— Problem details —
Identify all lines of the data containing the string "stone" and copy them.

------ Dataset ------

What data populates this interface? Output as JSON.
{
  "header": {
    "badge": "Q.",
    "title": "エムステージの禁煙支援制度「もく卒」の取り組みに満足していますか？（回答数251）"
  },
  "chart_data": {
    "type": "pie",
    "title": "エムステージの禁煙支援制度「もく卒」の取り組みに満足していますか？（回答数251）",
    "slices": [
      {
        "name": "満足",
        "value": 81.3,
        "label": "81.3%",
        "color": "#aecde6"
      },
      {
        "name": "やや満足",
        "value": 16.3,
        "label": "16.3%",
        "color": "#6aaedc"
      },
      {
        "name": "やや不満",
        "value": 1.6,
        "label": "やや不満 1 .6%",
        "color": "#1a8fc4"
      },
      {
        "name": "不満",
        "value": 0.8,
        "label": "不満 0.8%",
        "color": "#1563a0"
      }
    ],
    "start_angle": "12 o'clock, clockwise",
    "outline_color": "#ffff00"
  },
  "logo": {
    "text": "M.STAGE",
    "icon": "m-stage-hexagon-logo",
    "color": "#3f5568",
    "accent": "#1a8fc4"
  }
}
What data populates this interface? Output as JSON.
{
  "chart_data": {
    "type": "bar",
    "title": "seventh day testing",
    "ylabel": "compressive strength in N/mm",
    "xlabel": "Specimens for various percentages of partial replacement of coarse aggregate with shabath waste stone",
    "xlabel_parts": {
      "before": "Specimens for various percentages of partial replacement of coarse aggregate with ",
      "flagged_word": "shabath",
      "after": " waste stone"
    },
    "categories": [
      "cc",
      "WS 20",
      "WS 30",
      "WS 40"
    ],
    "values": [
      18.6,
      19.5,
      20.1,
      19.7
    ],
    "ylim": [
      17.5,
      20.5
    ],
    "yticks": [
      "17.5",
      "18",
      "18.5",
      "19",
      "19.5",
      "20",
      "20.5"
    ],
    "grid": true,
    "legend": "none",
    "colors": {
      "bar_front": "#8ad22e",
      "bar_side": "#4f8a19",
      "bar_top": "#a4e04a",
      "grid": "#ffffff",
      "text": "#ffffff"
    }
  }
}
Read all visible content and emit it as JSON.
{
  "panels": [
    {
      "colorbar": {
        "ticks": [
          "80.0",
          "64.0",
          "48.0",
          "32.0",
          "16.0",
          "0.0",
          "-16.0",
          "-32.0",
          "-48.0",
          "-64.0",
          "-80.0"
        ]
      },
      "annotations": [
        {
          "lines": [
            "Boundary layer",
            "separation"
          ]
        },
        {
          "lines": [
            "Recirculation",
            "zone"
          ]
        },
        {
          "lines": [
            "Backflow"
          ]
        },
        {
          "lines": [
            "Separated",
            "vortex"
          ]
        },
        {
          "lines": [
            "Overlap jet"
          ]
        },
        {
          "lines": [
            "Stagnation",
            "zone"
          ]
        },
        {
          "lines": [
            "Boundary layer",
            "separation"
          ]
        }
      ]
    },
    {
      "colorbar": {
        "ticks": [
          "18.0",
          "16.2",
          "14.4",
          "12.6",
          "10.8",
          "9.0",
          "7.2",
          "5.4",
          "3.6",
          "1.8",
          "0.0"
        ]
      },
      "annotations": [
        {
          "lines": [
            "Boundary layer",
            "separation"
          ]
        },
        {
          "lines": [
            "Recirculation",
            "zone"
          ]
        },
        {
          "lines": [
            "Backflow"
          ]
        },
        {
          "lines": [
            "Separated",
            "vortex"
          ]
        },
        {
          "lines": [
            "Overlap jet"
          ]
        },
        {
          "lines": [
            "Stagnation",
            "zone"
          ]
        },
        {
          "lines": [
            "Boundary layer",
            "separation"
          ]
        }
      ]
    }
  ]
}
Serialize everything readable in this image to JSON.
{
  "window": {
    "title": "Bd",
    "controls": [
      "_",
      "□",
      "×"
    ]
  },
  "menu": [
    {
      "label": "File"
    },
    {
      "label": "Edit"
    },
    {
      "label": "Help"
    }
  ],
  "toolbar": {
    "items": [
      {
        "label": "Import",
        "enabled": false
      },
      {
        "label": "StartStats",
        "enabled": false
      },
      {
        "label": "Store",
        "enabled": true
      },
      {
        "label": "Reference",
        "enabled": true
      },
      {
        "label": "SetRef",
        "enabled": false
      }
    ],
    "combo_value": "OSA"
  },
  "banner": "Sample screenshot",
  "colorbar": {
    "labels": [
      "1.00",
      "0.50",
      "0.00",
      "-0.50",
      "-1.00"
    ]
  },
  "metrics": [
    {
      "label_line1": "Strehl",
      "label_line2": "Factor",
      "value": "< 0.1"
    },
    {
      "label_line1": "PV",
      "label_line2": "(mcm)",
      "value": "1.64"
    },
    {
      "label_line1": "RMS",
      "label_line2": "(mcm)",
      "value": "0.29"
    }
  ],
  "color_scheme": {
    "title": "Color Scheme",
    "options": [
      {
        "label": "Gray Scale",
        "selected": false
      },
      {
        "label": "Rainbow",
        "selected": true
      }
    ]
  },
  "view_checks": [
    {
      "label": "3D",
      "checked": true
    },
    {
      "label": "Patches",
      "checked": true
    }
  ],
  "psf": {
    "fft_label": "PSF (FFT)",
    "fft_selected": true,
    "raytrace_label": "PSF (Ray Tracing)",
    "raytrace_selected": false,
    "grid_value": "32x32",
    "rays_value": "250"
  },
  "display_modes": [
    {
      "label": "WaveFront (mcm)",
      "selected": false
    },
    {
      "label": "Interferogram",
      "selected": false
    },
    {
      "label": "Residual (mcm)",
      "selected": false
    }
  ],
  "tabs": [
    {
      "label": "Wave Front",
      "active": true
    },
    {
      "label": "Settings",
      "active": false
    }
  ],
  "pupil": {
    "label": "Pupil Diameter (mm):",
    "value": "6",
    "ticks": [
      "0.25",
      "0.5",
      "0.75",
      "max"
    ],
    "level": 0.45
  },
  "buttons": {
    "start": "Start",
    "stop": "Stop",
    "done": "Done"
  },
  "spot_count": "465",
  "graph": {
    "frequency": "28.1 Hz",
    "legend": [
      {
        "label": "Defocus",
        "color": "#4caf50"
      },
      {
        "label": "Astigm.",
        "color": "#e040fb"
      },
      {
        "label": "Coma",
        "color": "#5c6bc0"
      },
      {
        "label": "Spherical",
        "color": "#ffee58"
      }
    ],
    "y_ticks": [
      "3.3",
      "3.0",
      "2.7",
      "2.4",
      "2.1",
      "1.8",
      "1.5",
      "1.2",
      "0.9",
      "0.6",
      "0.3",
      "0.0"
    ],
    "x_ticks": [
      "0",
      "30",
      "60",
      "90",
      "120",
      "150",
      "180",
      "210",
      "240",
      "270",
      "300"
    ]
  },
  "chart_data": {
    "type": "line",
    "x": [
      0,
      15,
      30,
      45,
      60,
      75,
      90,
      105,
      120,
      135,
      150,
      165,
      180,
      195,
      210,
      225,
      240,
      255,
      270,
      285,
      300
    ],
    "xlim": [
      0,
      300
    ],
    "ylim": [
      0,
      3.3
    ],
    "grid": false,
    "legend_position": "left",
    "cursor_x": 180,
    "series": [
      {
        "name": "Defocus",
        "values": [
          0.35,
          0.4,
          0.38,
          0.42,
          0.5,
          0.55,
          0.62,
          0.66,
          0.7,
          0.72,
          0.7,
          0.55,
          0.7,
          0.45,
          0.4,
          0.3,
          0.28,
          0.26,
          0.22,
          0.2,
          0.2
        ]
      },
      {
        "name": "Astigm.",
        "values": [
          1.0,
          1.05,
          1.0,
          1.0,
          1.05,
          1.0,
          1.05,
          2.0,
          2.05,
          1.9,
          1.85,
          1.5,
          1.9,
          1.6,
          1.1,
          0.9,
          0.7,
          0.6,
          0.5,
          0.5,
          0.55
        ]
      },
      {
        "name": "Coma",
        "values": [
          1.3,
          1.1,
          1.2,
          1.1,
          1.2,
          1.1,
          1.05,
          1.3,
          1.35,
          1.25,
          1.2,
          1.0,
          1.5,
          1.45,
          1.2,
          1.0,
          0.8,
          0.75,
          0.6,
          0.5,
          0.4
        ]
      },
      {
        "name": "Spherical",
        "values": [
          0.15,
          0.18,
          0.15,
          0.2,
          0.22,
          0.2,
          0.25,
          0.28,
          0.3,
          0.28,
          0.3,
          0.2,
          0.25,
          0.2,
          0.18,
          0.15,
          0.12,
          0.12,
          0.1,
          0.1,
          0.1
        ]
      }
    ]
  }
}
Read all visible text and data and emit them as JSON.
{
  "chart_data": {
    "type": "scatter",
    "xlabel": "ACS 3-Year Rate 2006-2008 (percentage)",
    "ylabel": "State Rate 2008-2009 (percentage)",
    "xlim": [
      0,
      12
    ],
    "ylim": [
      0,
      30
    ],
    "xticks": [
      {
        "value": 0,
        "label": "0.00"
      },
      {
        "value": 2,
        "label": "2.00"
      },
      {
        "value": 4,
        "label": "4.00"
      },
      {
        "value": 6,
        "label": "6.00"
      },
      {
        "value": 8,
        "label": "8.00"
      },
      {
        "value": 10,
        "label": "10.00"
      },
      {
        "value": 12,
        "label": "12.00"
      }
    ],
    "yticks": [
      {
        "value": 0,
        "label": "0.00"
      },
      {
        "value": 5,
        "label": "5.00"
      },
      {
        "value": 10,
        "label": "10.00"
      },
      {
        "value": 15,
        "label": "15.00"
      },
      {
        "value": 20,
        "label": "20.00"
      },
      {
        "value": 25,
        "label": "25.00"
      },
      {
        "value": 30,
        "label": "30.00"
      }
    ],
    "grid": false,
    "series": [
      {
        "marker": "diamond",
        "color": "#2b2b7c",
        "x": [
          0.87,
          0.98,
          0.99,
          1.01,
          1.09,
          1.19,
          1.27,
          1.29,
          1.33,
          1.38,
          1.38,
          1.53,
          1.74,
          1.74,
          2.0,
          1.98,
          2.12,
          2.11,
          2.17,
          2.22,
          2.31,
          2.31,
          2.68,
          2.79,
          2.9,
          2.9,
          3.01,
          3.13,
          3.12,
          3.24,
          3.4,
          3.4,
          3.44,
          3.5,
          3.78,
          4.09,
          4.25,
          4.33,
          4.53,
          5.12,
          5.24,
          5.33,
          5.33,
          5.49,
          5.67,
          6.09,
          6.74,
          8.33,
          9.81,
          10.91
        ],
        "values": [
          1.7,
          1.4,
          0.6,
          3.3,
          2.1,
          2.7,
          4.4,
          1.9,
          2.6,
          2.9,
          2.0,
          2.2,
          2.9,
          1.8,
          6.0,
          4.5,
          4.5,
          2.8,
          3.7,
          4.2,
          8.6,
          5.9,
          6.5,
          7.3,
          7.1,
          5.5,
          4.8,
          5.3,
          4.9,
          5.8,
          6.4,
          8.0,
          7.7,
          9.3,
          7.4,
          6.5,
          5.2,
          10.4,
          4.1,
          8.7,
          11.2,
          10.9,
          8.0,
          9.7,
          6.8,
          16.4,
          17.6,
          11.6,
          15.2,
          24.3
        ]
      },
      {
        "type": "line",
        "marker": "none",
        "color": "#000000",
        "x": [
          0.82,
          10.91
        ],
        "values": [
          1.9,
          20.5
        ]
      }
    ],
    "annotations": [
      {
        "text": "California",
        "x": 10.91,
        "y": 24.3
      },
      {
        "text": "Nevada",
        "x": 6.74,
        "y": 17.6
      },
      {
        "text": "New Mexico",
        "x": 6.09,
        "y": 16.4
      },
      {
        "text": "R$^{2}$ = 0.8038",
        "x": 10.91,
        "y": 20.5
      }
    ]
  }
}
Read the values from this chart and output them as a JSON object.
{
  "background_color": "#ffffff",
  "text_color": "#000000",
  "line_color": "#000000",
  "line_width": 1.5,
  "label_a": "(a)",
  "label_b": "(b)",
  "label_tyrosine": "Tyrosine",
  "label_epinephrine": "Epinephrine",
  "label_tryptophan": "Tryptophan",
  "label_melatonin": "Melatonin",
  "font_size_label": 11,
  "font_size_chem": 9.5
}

------

— Final result —
    "xlabel": "Specimens for various percentages of partial replacement of coarse aggregate with shabath waste stone",
      "after": " waste stone"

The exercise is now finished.